DATA RECORDS:
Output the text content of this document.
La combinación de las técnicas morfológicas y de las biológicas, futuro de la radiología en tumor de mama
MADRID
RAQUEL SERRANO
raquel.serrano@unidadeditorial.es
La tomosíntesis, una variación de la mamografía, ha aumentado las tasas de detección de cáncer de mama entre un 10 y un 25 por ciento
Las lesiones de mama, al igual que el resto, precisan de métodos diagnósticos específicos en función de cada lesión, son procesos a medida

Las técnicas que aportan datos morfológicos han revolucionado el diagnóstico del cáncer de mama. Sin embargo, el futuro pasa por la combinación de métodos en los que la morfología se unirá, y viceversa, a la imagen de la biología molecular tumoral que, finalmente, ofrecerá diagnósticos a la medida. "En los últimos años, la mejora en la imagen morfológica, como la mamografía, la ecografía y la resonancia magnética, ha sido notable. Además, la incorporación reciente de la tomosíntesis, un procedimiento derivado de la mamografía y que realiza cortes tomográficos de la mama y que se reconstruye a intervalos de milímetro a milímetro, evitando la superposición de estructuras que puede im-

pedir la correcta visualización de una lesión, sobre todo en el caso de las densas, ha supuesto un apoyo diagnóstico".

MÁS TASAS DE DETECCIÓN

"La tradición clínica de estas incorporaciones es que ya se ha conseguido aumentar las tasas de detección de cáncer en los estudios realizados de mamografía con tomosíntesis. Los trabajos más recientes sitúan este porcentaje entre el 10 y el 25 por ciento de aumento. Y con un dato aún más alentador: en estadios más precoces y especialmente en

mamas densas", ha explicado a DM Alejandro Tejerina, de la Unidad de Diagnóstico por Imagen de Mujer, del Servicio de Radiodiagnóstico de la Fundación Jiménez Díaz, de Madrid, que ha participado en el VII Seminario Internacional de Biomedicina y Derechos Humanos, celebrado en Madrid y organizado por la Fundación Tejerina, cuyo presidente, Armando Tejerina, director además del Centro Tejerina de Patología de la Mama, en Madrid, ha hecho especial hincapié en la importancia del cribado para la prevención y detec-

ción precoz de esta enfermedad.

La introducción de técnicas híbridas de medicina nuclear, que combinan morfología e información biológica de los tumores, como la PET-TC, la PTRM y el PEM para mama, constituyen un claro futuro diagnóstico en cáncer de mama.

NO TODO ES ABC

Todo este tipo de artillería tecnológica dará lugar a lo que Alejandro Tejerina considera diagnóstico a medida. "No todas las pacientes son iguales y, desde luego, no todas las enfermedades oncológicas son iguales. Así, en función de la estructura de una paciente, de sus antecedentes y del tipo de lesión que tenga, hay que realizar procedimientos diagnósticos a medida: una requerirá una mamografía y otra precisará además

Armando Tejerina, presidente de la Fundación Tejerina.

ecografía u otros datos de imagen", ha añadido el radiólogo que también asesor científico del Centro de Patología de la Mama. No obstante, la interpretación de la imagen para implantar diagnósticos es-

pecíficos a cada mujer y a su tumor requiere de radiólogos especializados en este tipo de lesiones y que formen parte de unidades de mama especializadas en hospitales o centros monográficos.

WHAT YOU HAVE TO DO: Reproduce all of the material above word for word.

RESPONSE:
Output the text content of this document.
La combinación de las técnicas morfológicas y de las biológicas, futuro de la radiología en tumor de mama
MADRID
RAQUEL SERRANO
raquel.serrano@unidadeditorial.es
La tomosíntesis, una variación de la mamografía, ha aumentado las tasas de detección de cáncer de mama entre un 10 y un 25 por ciento
Las lesiones de mama, al igual que el resto, precisan de métodos diagnósticos específicos en función de cada lesión, son procesos a medida

Las técnicas que aportan datos morfológicos han revolucionado el diagnóstico del cáncer de mama. Sin embargo, el futuro pasa por la combinación de métodos en los que la morfología se unirá, y viceversa, a la imagen de la biología molecular tumoral que, finalmente, ofrecerá diagnósticos a la medida. "En los últimos años, la mejora en la imagen morfológica, como la mamografía, la ecografía y la resonancia magnética, ha sido notable. Además, la incorporación reciente de la tomosíntesis, un procedimiento derivado de la mamografía y que realiza cortes tomográficos de la mama y que se reconstruye a intervalos de milímetro a milímetro, evitando la superposición de estructuras que puede im-

pedir la correcta visualización de una lesión, sobre todo en el caso de las densas, ha supuesto un apoyo diagnóstico".

MÁS TASAS DE DETECCIÓN

"La tradición clínica de estas incorporaciones es que ya se ha conseguido aumentar las tasas de detección de cáncer en los estudios realizados de mamografía con tomosíntesis. Los trabajos más recientes sitúan este porcentaje entre el 10 y el 25 por ciento de aumento. Y con un dato aún más alentador: en estadios más precoces y especialmente en

mamas densas", ha explicado a DM Alejandro Tejerina, de la Unidad de Diagnóstico por Imagen de Mujer, del Servicio de Radiodiagnóstico de la Fundación Jiménez Díaz, de Madrid, que ha participado en el VII Seminario Internacional de Biomedicina y Derechos Humanos, celebrado en Madrid y organizado por la Fundación Tejerina, cuyo presidente, Armando Tejerina, director además del Centro Tejerina de Patología de la Mama, en Madrid, ha hecho especial hincapié en la importancia del cribado para la prevención y detec-

ción precoz de esta enfermedad.

La introducción de técnicas híbridas de medicina nuclear, que combinan morfología e información biológica de los tumores, como la PET-TC, la PTRM y el PEM para mama, constituyen un claro futuro diagnóstico en cáncer de mama.

NO TODO ES ABC

Todo este tipo de artillería tecnológica dará lugar a lo que Alejandro Tejerina considera diagnóstico a medida. "No todas las pacientes son iguales y, desde luego, no todas las enfermedades oncológicas son iguales. Así, en función de la estructura de una paciente, de sus antecedentes y del tipo de lesión que tenga, hay que realizar procedimientos diagnósticos a medida: una requerirá una mamografía y otra precisará además

Armando Tejerina, presidente de la Fundación Tejerina.

ecografía u otros datos de imagen", ha añadido el radiólogo que también asesor científico del Centro de Patología de la Mama. No obstante, la interpretación de la imagen para implantar diagnósticos es-

pecíficos a cada mujer y a su tumor requiere de radiólogos especializados en este tipo de lesiones y que formen parte de unidades de mama especializadas en hospitales o centros monográficos.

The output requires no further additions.